Given instruction -
Transcribe the records below exactly as they appear, omitting any pictures.

Provided material -
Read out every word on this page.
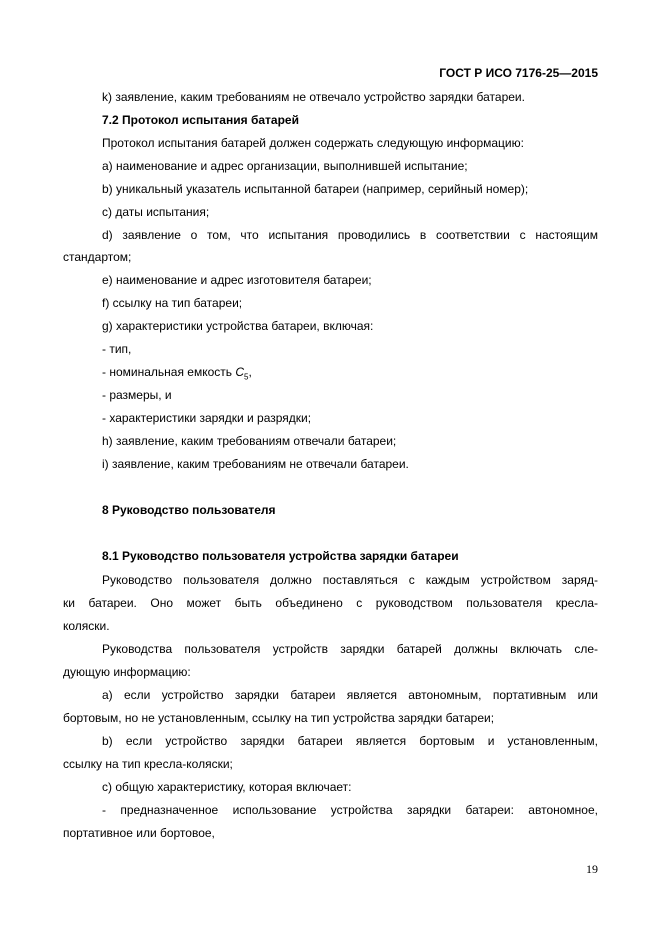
ГОСТ Р ИСО 7176-25—2015
k) заявление, каким требованиям не отвечало устройство зарядки батареи.
7.2 Протокол испытания батарей
Протокол испытания батарей должен содержать следующую информацию:
a) наименование и адрес организации, выполнившей испытание;
b) уникальный указатель испытанной батареи (например, серийный номер);
c) даты испытания;
d) заявление о том, что испытания проводились в соответствии с настоящим
стандартом;
e) наименование и адрес изготовителя батареи;
f) ссылку на тип батареи;
g) характеристики устройства батареи, включая:
- тип,
- номинальная емкость $C_5$,
- размеры, и
- характеристики зарядки и разрядки;
h) заявление, каким требованиям отвечали батареи;
i) заявление, каким требованиям не отвечали батареи.
8 Руководство пользователя
8.1 Руководство пользователя устройства зарядки батареи
Руководство пользователя должно поставляться с каждым устройством заряд-
ки батареи. Оно может быть объединено с руководством пользователя кресла-
коляски.
Руководства пользователя устройств зарядки батарей должны включать сле-
дующую информацию:
a) если устройство зарядки батареи является автономным, портативным или
бортовым, но не установленным, ссылку на тип устройства зарядки батареи;
b) если устройство зарядки батареи является бортовым и установленным,
ссылку на тип кресла-коляски;
c) общую характеристику, которая включает:
- предназначенное использование устройства зарядки батареи: автономное,
портативное или бортовое,
19
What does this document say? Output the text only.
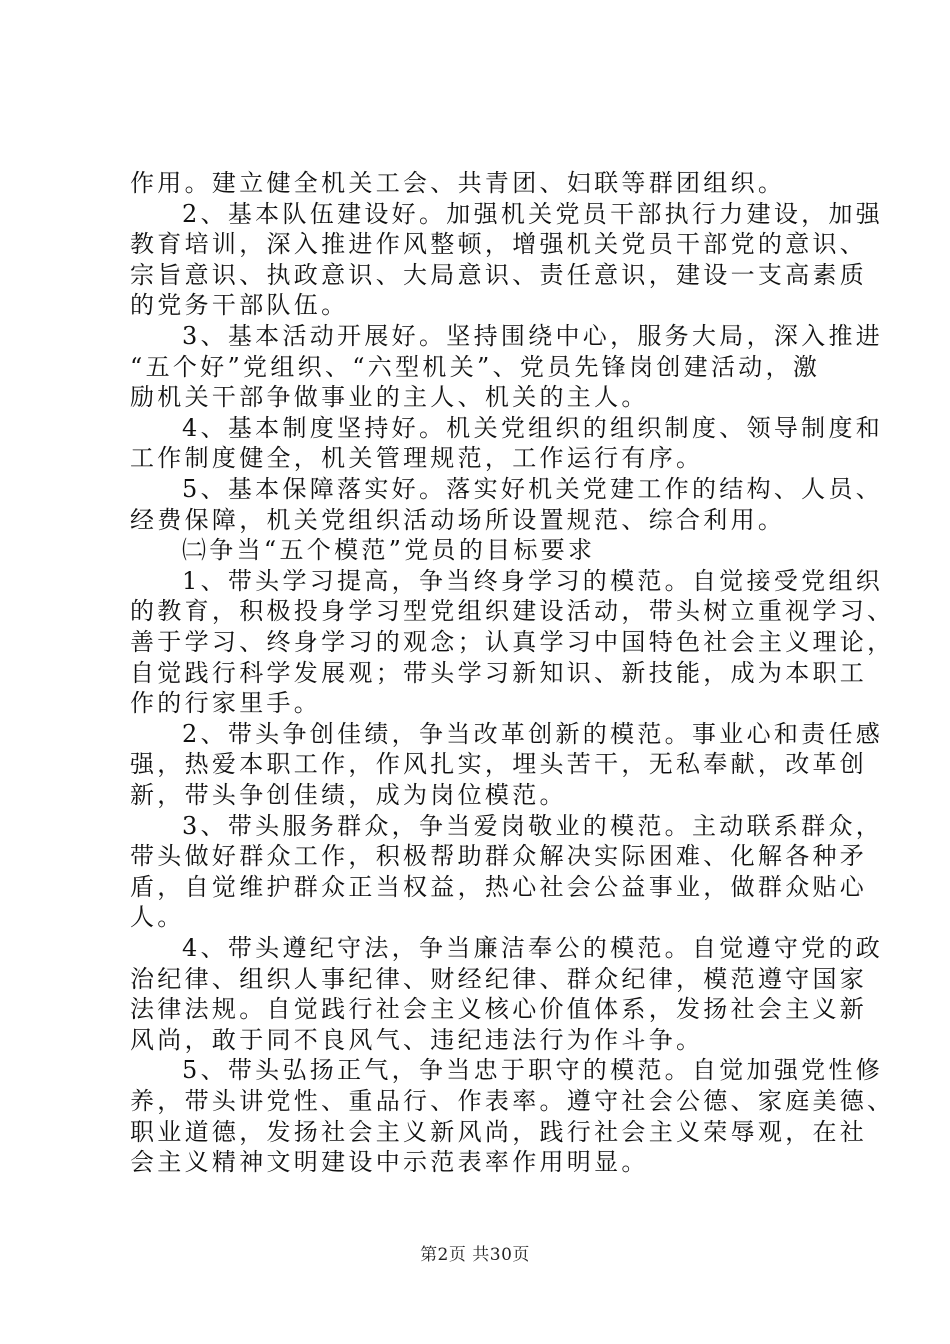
作用。建立健全机关工会、共青团、妇联等群团组织。
2、基本队伍建设好。加强机关党员干部执行力建设，加强
教育培训，深入推进作风整顿，增强机关党员干部党的意识、
宗旨意识、执政意识、大局意识、责任意识，建设一支高素质
的党务干部队伍。
3、基本活动开展好。坚持围绕中心，服务大局，深入推进
“五个好”党组织、“六型机关”、党员先锋岗创建活动，激
励机关干部争做事业的主人、机关的主人。
4、基本制度坚持好。机关党组织的组织制度、领导制度和
工作制度健全，机关管理规范，工作运行有序。
5、基本保障落实好。落实好机关党建工作的结构、人员、
经费保障，机关党组织活动场所设置规范、综合利用。
㈡争当“五个模范”党员的目标要求
1、带头学习提高，争当终身学习的模范。自觉接受党组织
的教育，积极投身学习型党组织建设活动，带头树立重视学习、
善于学习、终身学习的观念；认真学习中国特色社会主义理论，
自觉践行科学发展观；带头学习新知识、新技能，成为本职工
作的行家里手。
2、带头争创佳绩，争当改革创新的模范。事业心和责任感
强，热爱本职工作，作风扎实，埋头苦干，无私奉献，改革创
新，带头争创佳绩，成为岗位模范。
3、带头服务群众，争当爱岗敬业的模范。主动联系群众，
带头做好群众工作，积极帮助群众解决实际困难、化解各种矛
盾，自觉维护群众正当权益，热心社会公益事业，做群众贴心
人。
4、带头遵纪守法，争当廉洁奉公的模范。自觉遵守党的政
治纪律、组织人事纪律、财经纪律、群众纪律，模范遵守国家
法律法规。自觉践行社会主义核心价值体系，发扬社会主义新
风尚，敢于同不良风气、违纪违法行为作斗争。
5、带头弘扬正气，争当忠于职守的模范。自觉加强党性修
养，带头讲党性、重品行、作表率。遵守社会公德、家庭美德、
职业道德，发扬社会主义新风尚，践行社会主义荣辱观，在社
会主义精神文明建设中示范表率作用明显。
第2页 共30页
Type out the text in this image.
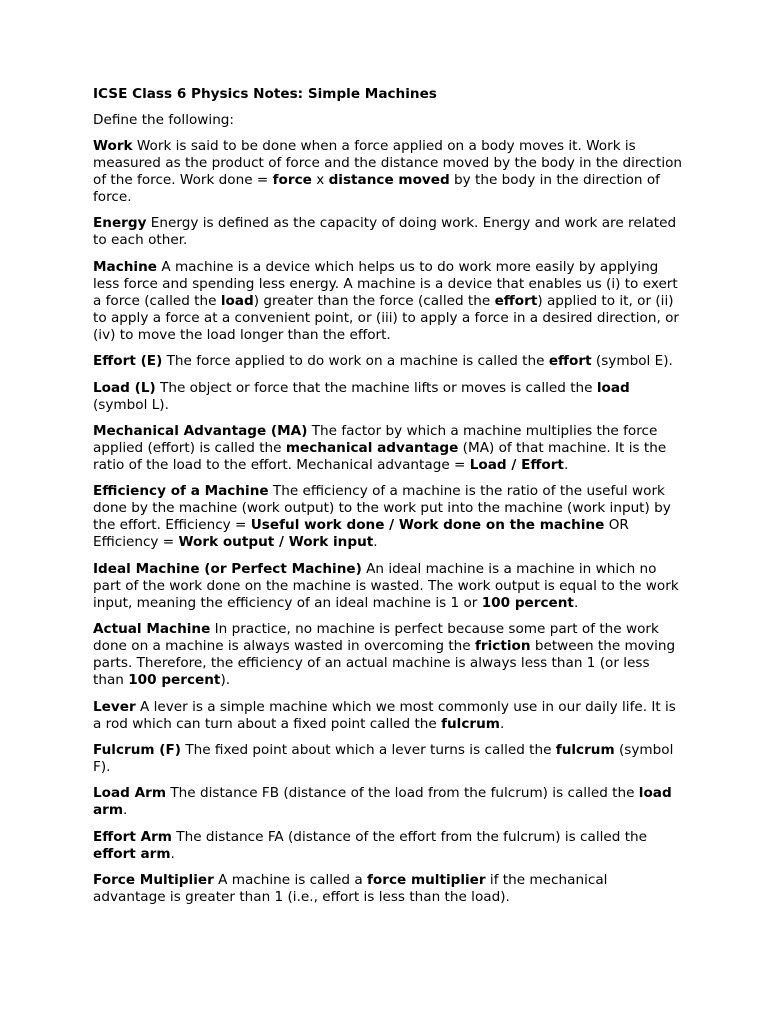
ICSE Class 6 Physics Notes: Simple Machines

Define the following:

Work Work is said to be done when a force applied on a body moves it. Work is measured as the product of force and the distance moved by the body in the direction of the force. Work done = force x distance moved by the body in the direction of force.

Energy Energy is defined as the capacity of doing work. Energy and work are related to each other.

Machine A machine is a device which helps us to do work more easily by applying less force and spending less energy. A machine is a device that enables us (i) to exert a force (called the load) greater than the force (called the effort) applied to it, or (ii) to apply a force at a convenient point, or (iii) to apply a force in a desired direction, or (iv) to move the load longer than the effort.

Effort (E) The force applied to do work on a machine is called the effort (symbol E).

Load (L) The object or force that the machine lifts or moves is called the load (symbol L).

Mechanical Advantage (MA) The factor by which a machine multiplies the force applied (effort) is called the mechanical advantage (MA) of that machine. It is the ratio of the load to the effort. Mechanical advantage = Load / Effort.

Efficiency of a Machine The efficiency of a machine is the ratio of the useful work done by the machine (work output) to the work put into the machine (work input) by the effort. Efficiency = Useful work done / Work done on the machine OR Efficiency = Work output / Work input.

Ideal Machine (or Perfect Machine) An ideal machine is a machine in which no part of the work done on the machine is wasted. The work output is equal to the work input, meaning the efficiency of an ideal machine is 1 or 100 percent.

Actual Machine In practice, no machine is perfect because some part of the work done on a machine is always wasted in overcoming the friction between the moving parts. Therefore, the efficiency of an actual machine is always less than 1 (or less than 100 percent).

Lever A lever is a simple machine which we most commonly use in our daily life. It is a rod which can turn about a fixed point called the fulcrum.

Fulcrum (F) The fixed point about which a lever turns is called the fulcrum (symbol F).

Load Arm The distance FB (distance of the load from the fulcrum) is called the load arm.

Effort Arm The distance FA (distance of the effort from the fulcrum) is called the effort arm.

Force Multiplier A machine is called a force multiplier if the mechanical advantage is greater than 1 (i.e., effort is less than the load).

Full answer -
Read out every word on this page.
ГОСТ Р ИСО 7176-25—2015
k) заявление, каким требованиям не отвечало устройство зарядки батареи.
7.2 Протокол испытания батарей
Протокол испытания батарей должен содержать следующую информацию:
a) наименование и адрес организации, выполнившей испытание;
b) уникальный указатель испытанной батареи (например, серийный номер);
c) даты испытания;
d) заявление о том, что испытания проводились в соответствии с настоящим
стандартом;
e) наименование и адрес изготовителя батареи;
f) ссылку на тип батареи;
g) характеристики устройства батареи, включая:
- тип,
- номинальная емкость $C_5$,
- размеры, и
- характеристики зарядки и разрядки;
h) заявление, каким требованиям отвечали батареи;
i) заявление, каким требованиям не отвечали батареи.
8 Руководство пользователя
8.1 Руководство пользователя устройства зарядки батареи
Руководство пользователя должно поставляться с каждым устройством заряд-
ки батареи. Оно может быть объединено с руководством пользователя кресла-
коляски.
Руководства пользователя устройств зарядки батарей должны включать сле-
дующую информацию:
a) если устройство зарядки батареи является автономным, портативным или
бортовым, но не установленным, ссылку на тип устройства зарядки батареи;
b) если устройство зарядки батареи является бортовым и установленным,
ссылку на тип кресла-коляски;
c) общую характеристику, которая включает:
- предназначенное использование устройства зарядки батареи: автономное,
портативное или бортовое,
19
What does this document say? Output the text only.
作用。建立健全机关工会、共青团、妇联等群团组织。
2、基本队伍建设好。加强机关党员干部执行力建设，加强
教育培训，深入推进作风整顿，增强机关党员干部党的意识、
宗旨意识、执政意识、大局意识、责任意识，建设一支高素质
的党务干部队伍。
3、基本活动开展好。坚持围绕中心，服务大局，深入推进
“五个好”党组织、“六型机关”、党员先锋岗创建活动，激
励机关干部争做事业的主人、机关的主人。
4、基本制度坚持好。机关党组织的组织制度、领导制度和
工作制度健全，机关管理规范，工作运行有序。
5、基本保障落实好。落实好机关党建工作的结构、人员、
经费保障，机关党组织活动场所设置规范、综合利用。
㈡争当“五个模范”党员的目标要求
1、带头学习提高，争当终身学习的模范。自觉接受党组织
的教育，积极投身学习型党组织建设活动，带头树立重视学习、
善于学习、终身学习的观念；认真学习中国特色社会主义理论，
自觉践行科学发展观；带头学习新知识、新技能，成为本职工
作的行家里手。
2、带头争创佳绩，争当改革创新的模范。事业心和责任感
强，热爱本职工作，作风扎实，埋头苦干，无私奉献，改革创
新，带头争创佳绩，成为岗位模范。
3、带头服务群众，争当爱岗敬业的模范。主动联系群众，
带头做好群众工作，积极帮助群众解决实际困难、化解各种矛
盾，自觉维护群众正当权益，热心社会公益事业，做群众贴心
人。
4、带头遵纪守法，争当廉洁奉公的模范。自觉遵守党的政
治纪律、组织人事纪律、财经纪律、群众纪律，模范遵守国家
法律法规。自觉践行社会主义核心价值体系，发扬社会主义新
风尚，敢于同不良风气、违纪违法行为作斗争。
5、带头弘扬正气，争当忠于职守的模范。自觉加强党性修
养，带头讲党性、重品行、作表率。遵守社会公德、家庭美德、
职业道德，发扬社会主义新风尚，践行社会主义荣辱观，在社
会主义精神文明建设中示范表率作用明显。
第2页 共30页
Type out the text in this image.
ICSE Class 6 Physics Notes: Simple Machines

Define the following:

Work Work is said to be done when a force applied on a body moves it. Work is measured as the product of force and the distance moved by the body in the direction of the force. Work done = force x distance moved by the body in the direction of force.

Energy Energy is defined as the capacity of doing work. Energy and work are related to each other.

Machine A machine is a device which helps us to do work more easily by applying less force and spending less energy. A machine is a device that enables us (i) to exert a force (called the load) greater than the force (called the effort) applied to it, or (ii) to apply a force at a convenient point, or (iii) to apply a force in a desired direction, or (iv) to move the load longer than the effort.

Effort (E) The force applied to do work on a machine is called the effort (symbol E).

Load (L) The object or force that the machine lifts or moves is called the load (symbol L).

Mechanical Advantage (MA) The factor by which a machine multiplies the force applied (effort) is called the mechanical advantage (MA) of that machine. It is the ratio of the load to the effort. Mechanical advantage = Load / Effort.

Efficiency of a Machine The efficiency of a machine is the ratio of the useful work done by the machine (work output) to the work put into the machine (work input) by the effort. Efficiency = Useful work done / Work done on the machine OR Efficiency = Work output / Work input.

Ideal Machine (or Perfect Machine) An ideal machine is a machine in which no part of the work done on the machine is wasted. The work output is equal to the work input, meaning the efficiency of an ideal machine is 1 or 100 percent.

Actual Machine In practice, no machine is perfect because some part of the work done on a machine is always wasted in overcoming the friction between the moving parts. Therefore, the efficiency of an actual machine is always less than 1 (or less than 100 percent).

Lever A lever is a simple machine which we most commonly use in our daily life. It is a rod which can turn about a fixed point called the fulcrum.

Fulcrum (F) The fixed point about which a lever turns is called the fulcrum (symbol F).

Load Arm The distance FB (distance of the load from the fulcrum) is called the load arm.

Effort Arm The distance FA (distance of the effort from the fulcrum) is called the effort arm.

Force Multiplier A machine is called a force multiplier if the mechanical advantage is greater than 1 (i.e., effort is less than the load).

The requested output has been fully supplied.